▶ Problem description: Without the images, write out the whole listing exactly.

▶ Supplied entries:
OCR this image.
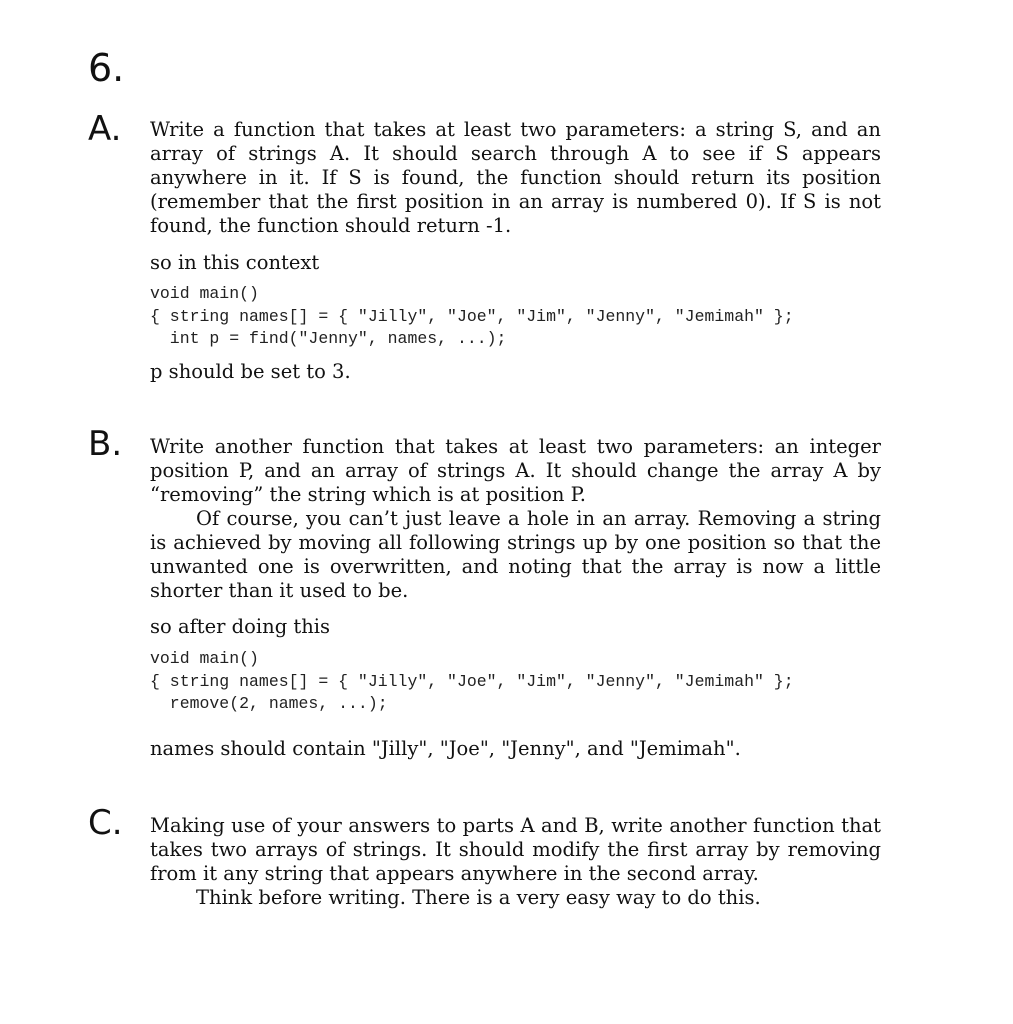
6.
A. Write a function that takes at least two parameters: a string S, and an
array of strings A. It should search through A to see if S appears
anywhere in it. If S is found, the function should return its position
(remember that the first position in an array is numbered 0). If S is not
found, the function should return -1.
so in this context
void main()
{ string names[] = { "Jilly", "Joe", "Jim", "Jenny", "Jemimah" };
int p = find("Jenny", names, ...);
p should be set to 3.
B. Write another function that takes at least two parameters: an integer
position P, and an array of strings A. It should change the array A by
“removing” the string which is at position P.
Of course, you can’t just leave a hole in an array. Removing a string
is achieved by moving all following strings up by one position so that the
unwanted one is overwritten, and noting that the array is now a little
shorter than it used to be.
so after doing this
void main()
{ string names[] = { "Jilly", "Joe", "Jim", "Jenny", "Jemimah" };
remove(2, names, ...);
names should contain "Jilly", "Joe", "Jenny", and "Jemimah".
C. Making use of your answers to parts A and B, write another function that
takes two arrays of strings. It should modify the first array by removing
from it any string that appears anywhere in the second array.
Think before writing. There is a very easy way to do this.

▶ Result of the exercise:
OCR this image.
6.
A. Write a function that takes at least two parameters: a string S, and an
array of strings A. It should search through A to see if S appears
anywhere in it. If S is found, the function should return its position
(remember that the first position in an array is numbered 0). If S is not
found, the function should return -1.
so in this context
void main()
{ string names[] = { "Jilly", "Joe", "Jim", "Jenny", "Jemimah" };
int p = find("Jenny", names, ...);
p should be set to 3.
B. Write another function that takes at least two parameters: an integer
position P, and an array of strings A. It should change the array A by
“removing” the string which is at position P.
Of course, you can’t just leave a hole in an array. Removing a string
is achieved by moving all following strings up by one position so that the
unwanted one is overwritten, and noting that the array is now a little
shorter than it used to be.
so after doing this
void main()
{ string names[] = { "Jilly", "Joe", "Jim", "Jenny", "Jemimah" };
remove(2, names, ...);
names should contain "Jilly", "Joe", "Jenny", and "Jemimah".
C. Making use of your answers to parts A and B, write another function that
takes two arrays of strings. It should modify the first array by removing
from it any string that appears anywhere in the second array.
Think before writing. There is a very easy way to do this.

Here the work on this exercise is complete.